Dataset records |
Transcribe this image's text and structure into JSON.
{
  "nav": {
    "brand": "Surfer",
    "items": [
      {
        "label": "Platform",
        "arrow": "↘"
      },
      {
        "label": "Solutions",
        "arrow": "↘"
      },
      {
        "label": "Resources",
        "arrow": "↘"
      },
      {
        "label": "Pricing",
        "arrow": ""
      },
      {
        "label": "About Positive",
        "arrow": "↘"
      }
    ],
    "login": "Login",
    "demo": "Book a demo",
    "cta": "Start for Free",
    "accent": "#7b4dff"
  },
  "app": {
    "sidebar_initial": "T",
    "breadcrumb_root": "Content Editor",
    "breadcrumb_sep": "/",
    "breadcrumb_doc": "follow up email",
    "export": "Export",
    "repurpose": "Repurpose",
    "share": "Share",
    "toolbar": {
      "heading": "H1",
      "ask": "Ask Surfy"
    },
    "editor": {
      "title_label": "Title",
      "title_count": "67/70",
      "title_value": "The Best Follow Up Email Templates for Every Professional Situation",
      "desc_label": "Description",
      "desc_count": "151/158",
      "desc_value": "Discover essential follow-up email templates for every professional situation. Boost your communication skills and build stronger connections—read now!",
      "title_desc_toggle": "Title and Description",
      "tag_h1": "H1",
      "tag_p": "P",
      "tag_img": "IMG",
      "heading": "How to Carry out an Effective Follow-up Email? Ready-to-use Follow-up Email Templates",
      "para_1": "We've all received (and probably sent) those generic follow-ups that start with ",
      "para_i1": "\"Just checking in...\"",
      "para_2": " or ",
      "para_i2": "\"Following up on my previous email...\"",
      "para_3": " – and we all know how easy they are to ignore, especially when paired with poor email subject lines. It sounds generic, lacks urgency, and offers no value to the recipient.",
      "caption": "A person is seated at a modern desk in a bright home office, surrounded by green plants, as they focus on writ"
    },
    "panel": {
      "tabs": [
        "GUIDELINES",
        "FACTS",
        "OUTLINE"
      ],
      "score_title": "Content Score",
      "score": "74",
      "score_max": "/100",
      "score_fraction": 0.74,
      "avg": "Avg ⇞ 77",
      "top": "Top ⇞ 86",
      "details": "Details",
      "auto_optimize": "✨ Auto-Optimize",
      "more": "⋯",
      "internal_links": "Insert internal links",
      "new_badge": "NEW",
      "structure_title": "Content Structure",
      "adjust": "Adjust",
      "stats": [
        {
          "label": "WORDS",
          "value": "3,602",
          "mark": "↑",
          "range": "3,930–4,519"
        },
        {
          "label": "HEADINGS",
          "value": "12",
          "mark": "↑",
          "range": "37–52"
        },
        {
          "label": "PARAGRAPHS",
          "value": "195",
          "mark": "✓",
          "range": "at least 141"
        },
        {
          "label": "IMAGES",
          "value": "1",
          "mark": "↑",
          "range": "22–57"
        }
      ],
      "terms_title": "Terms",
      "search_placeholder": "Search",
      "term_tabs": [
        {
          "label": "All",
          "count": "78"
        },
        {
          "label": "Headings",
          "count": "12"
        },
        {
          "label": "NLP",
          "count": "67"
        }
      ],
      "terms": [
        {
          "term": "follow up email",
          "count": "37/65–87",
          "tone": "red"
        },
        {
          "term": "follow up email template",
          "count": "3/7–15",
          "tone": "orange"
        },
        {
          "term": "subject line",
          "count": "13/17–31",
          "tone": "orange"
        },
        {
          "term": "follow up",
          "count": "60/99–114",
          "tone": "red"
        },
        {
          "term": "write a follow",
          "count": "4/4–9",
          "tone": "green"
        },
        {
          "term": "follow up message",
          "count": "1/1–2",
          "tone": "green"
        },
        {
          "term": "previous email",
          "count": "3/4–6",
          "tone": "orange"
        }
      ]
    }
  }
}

Required task | Write the complete data out, exactly as above.

Response for this exercise |
Transcribe this image's text and structure into JSON.
{
  "nav": {
    "brand": "Surfer",
    "items": [
      {
        "label": "Platform",
        "arrow": "↘"
      },
      {
        "label": "Solutions",
        "arrow": "↘"
      },
      {
        "label": "Resources",
        "arrow": "↘"
      },
      {
        "label": "Pricing",
        "arrow": ""
      },
      {
        "label": "About Positive",
        "arrow": "↘"
      }
    ],
    "login": "Login",
    "demo": "Book a demo",
    "cta": "Start for Free",
    "accent": "#7b4dff"
  },
  "app": {
    "sidebar_initial": "T",
    "breadcrumb_root": "Content Editor",
    "breadcrumb_sep": "/",
    "breadcrumb_doc": "follow up email",
    "export": "Export",
    "repurpose": "Repurpose",
    "share": "Share",
    "toolbar": {
      "heading": "H1",
      "ask": "Ask Surfy"
    },
    "editor": {
      "title_label": "Title",
      "title_count": "67/70",
      "title_value": "The Best Follow Up Email Templates for Every Professional Situation",
      "desc_label": "Description",
      "desc_count": "151/158",
      "desc_value": "Discover essential follow-up email templates for every professional situation. Boost your communication skills and build stronger connections—read now!",
      "title_desc_toggle": "Title and Description",
      "tag_h1": "H1",
      "tag_p": "P",
      "tag_img": "IMG",
      "heading": "How to Carry out an Effective Follow-up Email? Ready-to-use Follow-up Email Templates",
      "para_1": "We've all received (and probably sent) those generic follow-ups that start with ",
      "para_i1": "\"Just checking in...\"",
      "para_2": " or ",
      "para_i2": "\"Following up on my previous email...\"",
      "para_3": " – and we all know how easy they are to ignore, especially when paired with poor email subject lines. It sounds generic, lacks urgency, and offers no value to the recipient.",
      "caption": "A person is seated at a modern desk in a bright home office, surrounded by green plants, as they focus on writ"
    },
    "panel": {
      "tabs": [
        "GUIDELINES",
        "FACTS",
        "OUTLINE"
      ],
      "score_title": "Content Score",
      "score": "74",
      "score_max": "/100",
      "score_fraction": 0.74,
      "avg": "Avg ⇞ 77",
      "top": "Top ⇞ 86",
      "details": "Details",
      "auto_optimize": "✨ Auto-Optimize",
      "more": "⋯",
      "internal_links": "Insert internal links",
      "new_badge": "NEW",
      "structure_title": "Content Structure",
      "adjust": "Adjust",
      "stats": [
        {
          "label": "WORDS",
          "value": "3,602",
          "mark": "↑",
          "range": "3,930–4,519"
        },
        {
          "label": "HEADINGS",
          "value": "12",
          "mark": "↑",
          "range": "37–52"
        },
        {
          "label": "PARAGRAPHS",
          "value": "195",
          "mark": "✓",
          "range": "at least 141"
        },
        {
          "label": "IMAGES",
          "value": "1",
          "mark": "↑",
          "range": "22–57"
        }
      ],
      "terms_title": "Terms",
      "search_placeholder": "Search",
      "term_tabs": [
        {
          "label": "All",
          "count": "78"
        },
        {
          "label": "Headings",
          "count": "12"
        },
        {
          "label": "NLP",
          "count": "67"
        }
      ],
      "terms": [
        {
          "term": "follow up email",
          "count": "37/65–87",
          "tone": "red"
        },
        {
          "term": "follow up email template",
          "count": "3/7–15",
          "tone": "orange"
        },
        {
          "term": "subject line",
          "count": "13/17–31",
          "tone": "orange"
        },
        {
          "term": "follow up",
          "count": "60/99–114",
          "tone": "red"
        },
        {
          "term": "write a follow",
          "count": "4/4–9",
          "tone": "green"
        },
        {
          "term": "follow up message",
          "count": "1/1–2",
          "tone": "green"
        },
        {
          "term": "previous email",
          "count": "3/4–6",
          "tone": "orange"
        }
      ]
    }
  }
}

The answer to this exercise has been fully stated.